DIRECTION
Where the word "sekä" occurs in a line, return that line.

TASK INPUT
* Begin *

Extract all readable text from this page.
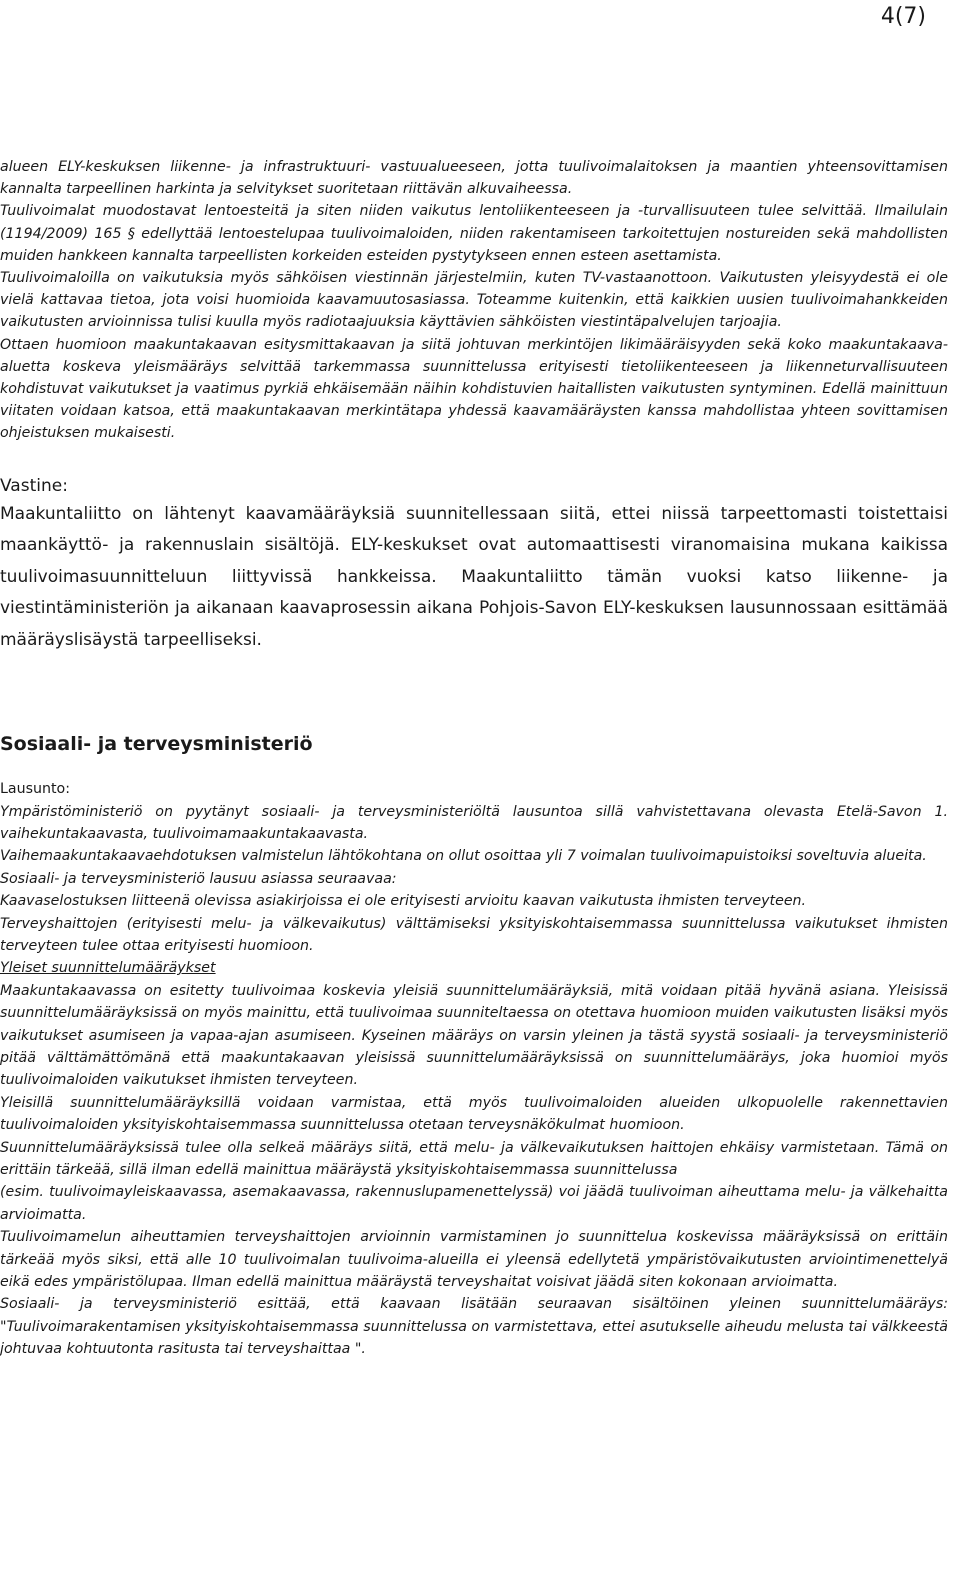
4(7)

alueen ELY-keskuksen liikenne- ja infrastruktuuri- vastuualueeseen, jotta tuulivoimalaitoksen ja maantien yhteensovittamisen kannalta tarpeellinen harkinta ja selvitykset suoritetaan riittävän alkuvaiheessa.

Tuulivoimalat muodostavat lentoesteitä ja siten niiden vaikutus lentoliikenteeseen ja -turvallisuuteen tulee selvittää. Ilmailulain (1194/2009) 165 § edellyttää lentoestelupaa tuulivoimaloiden, niiden rakentamiseen tarkoitettujen nostureiden sekä mahdollisten muiden hankkeen kannalta tarpeellisten korkeiden esteiden pystytykseen ennen esteen asettamista.

Tuulivoimaloilla on vaikutuksia myös sähköisen viestinnän järjestelmiin, kuten TV-vastaanottoon. Vaikutusten yleisyydestä ei ole vielä kattavaa tietoa, jota voisi huomioida kaavamuutosasiassa. Toteamme kuitenkin, että kaikkien uusien tuulivoimahankkeiden vaikutusten arvioinnissa tulisi kuulla myös radiotaajuuksia käyttävien sähköisten viestintäpalvelujen tarjoajia.

Ottaen huomioon maakuntakaavan esitysmittakaavan ja siitä johtuvan merkintöjen likimääräisyyden sekä koko maakuntakaava-aluetta koskeva yleismääräys selvittää tarkemmassa suunnittelussa erityisesti tietoliikenteeseen ja liikenneturvallisuuteen kohdistuvat vaikutukset ja vaatimus pyrkiä ehkäisemään näihin kohdistuvien haitallisten vaikutusten syntyminen. Edellä mainittuun viitaten voidaan katsoa, että maakuntakaavan merkintätapa yhdessä kaavamääräysten kanssa mahdollistaa yhteen sovittamisen ohjeistuksen mukaisesti.

Vastine:

Maakuntaliitto on lähtenyt kaavamääräyksiä suunnitellessaan siitä, ettei niissä tarpeettomasti toistettaisi maankäyttö- ja rakennuslain sisältöjä. ELY-keskukset ovat automaattisesti viranomaisina mukana kaikissa tuulivoimasuunnitteluun liittyvissä hankkeissa. Maakuntaliitto tämän vuoksi katso liikenne- ja viestintäministeriön ja aikanaan kaavaprosessin aikana Pohjois-Savon ELY-keskuksen lausunnossaan esittämää määräyslisäystä tarpeelliseksi.

Sosiaali- ja terveysministeriö

Lausunto:

Ympäristöministeriö on pyytänyt sosiaali- ja terveysministeriöltä lausuntoa sillä vahvistettavana olevasta Etelä-Savon 1. vaihekuntakaavasta, tuulivoimamaakuntakaavasta.

Vaihemaakuntakaavaehdotuksen valmistelun lähtökohtana on ollut osoittaa yli 7 voimalan tuulivoimapuistoiksi soveltuvia alueita.

Sosiaali- ja terveysministeriö lausuu asiassa seuraavaa:

Kaavaselostuksen liitteenä olevissa asiakirjoissa ei ole erityisesti arvioitu kaavan vaikutusta ihmisten terveyteen.

Terveyshaittojen (erityisesti melu- ja välkevaikutus) välttämiseksi yksityiskohtaisemmassa suunnittelussa vaikutukset ihmisten terveyteen tulee ottaa erityisesti huomioon.

Yleiset suunnittelumääräykset

Maakuntakaavassa on esitetty tuulivoimaa koskevia yleisiä suunnittelumääräyksiä, mitä voidaan pitää hyvänä asiana. Yleisissä suunnittelumääräyksissä on myös mainittu, että tuulivoimaa suunniteltaessa on otettava huomioon muiden vaikutusten lisäksi myös vaikutukset asumiseen ja vapaa-ajan asumiseen. Kyseinen määräys on varsin yleinen ja tästä syystä sosiaali- ja terveysministeriö pitää välttämättömänä että maakuntakaavan yleisissä suunnittelumääräyksissä on suunnittelumääräys, joka huomioi myös tuulivoimaloiden vaikutukset ihmisten terveyteen.

Yleisillä suunnittelumääräyksillä voidaan varmistaa, että myös tuulivoimaloiden alueiden ulkopuolelle rakennettavien tuulivoimaloiden yksityiskohtaisemmassa suunnittelussa otetaan terveysnäkökulmat huomioon.

Suunnittelumääräyksissä tulee olla selkeä määräys siitä, että melu- ja välkevaikutuksen haittojen ehkäisy varmistetaan. Tämä on erittäin tärkeää, sillä ilman edellä mainittua määräystä yksityiskohtaisemmassa suunnittelussa

(esim. tuulivoimayleiskaavassa, asemakaavassa, rakennuslupamenettelyssä) voi jäädä tuulivoiman aiheuttama melu- ja välkehaitta arvioimatta.

Tuulivoimamelun aiheuttamien terveyshaittojen arvioinnin varmistaminen jo suunnittelua koskevissa määräyksissä on erittäin tärkeää myös siksi, että alle 10 tuulivoimalan tuulivoima-alueilla ei yleensä edellytetä ympäristövaikutusten arviointimenettelyä eikä edes ympäristölupaa. Ilman edellä mainittua määräystä terveyshaitat voisivat jäädä siten kokonaan arvioimatta.

Sosiaali- ja terveysministeriö esittää, että kaavaan lisätään seuraavan sisältöinen yleinen suunnittelumääräys: "Tuulivoimarakentamisen yksityiskohtaisemmassa suunnittelussa on varmistettava, ettei asutukselle aiheudu melusta tai välkkeestä johtuvaa kohtuutonta rasitusta tai terveyshaittaa ".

* End *

THE SOLUTION
Tuulivoimalat muodostavat lentoesteitä ja siten niiden vaikutus lentoliikenteeseen ja -turvallisuuteen tulee selvittää. Ilmailulain (1194/2009) 165 § edellyttää lentoestelupaa tuulivoimaloiden, niiden rakentamiseen tarkoitettujen nostureiden sekä mahdollisten muiden hankkeen kannalta tarpeellisten korkeiden esteiden pystytykseen ennen esteen asettamista.
Ottaen huomioon maakuntakaavan esitysmittakaavan ja siitä johtuvan merkintöjen likimääräisyyden sekä koko maakuntakaava-aluetta koskeva yleismääräys selvittää tarkemmassa suunnittelussa erityisesti tietoliikenteeseen ja liikenneturvallisuuteen kohdistuvat vaikutukset ja vaatimus pyrkiä ehkäisemään näihin kohdistuvien haitallisten vaikutusten syntyminen. Edellä mainittuun viitaten voidaan katsoa, että maakuntakaavan merkintätapa yhdessä kaavamääräysten kanssa mahdollistaa yhteen sovittamisen ohjeistuksen mukaisesti.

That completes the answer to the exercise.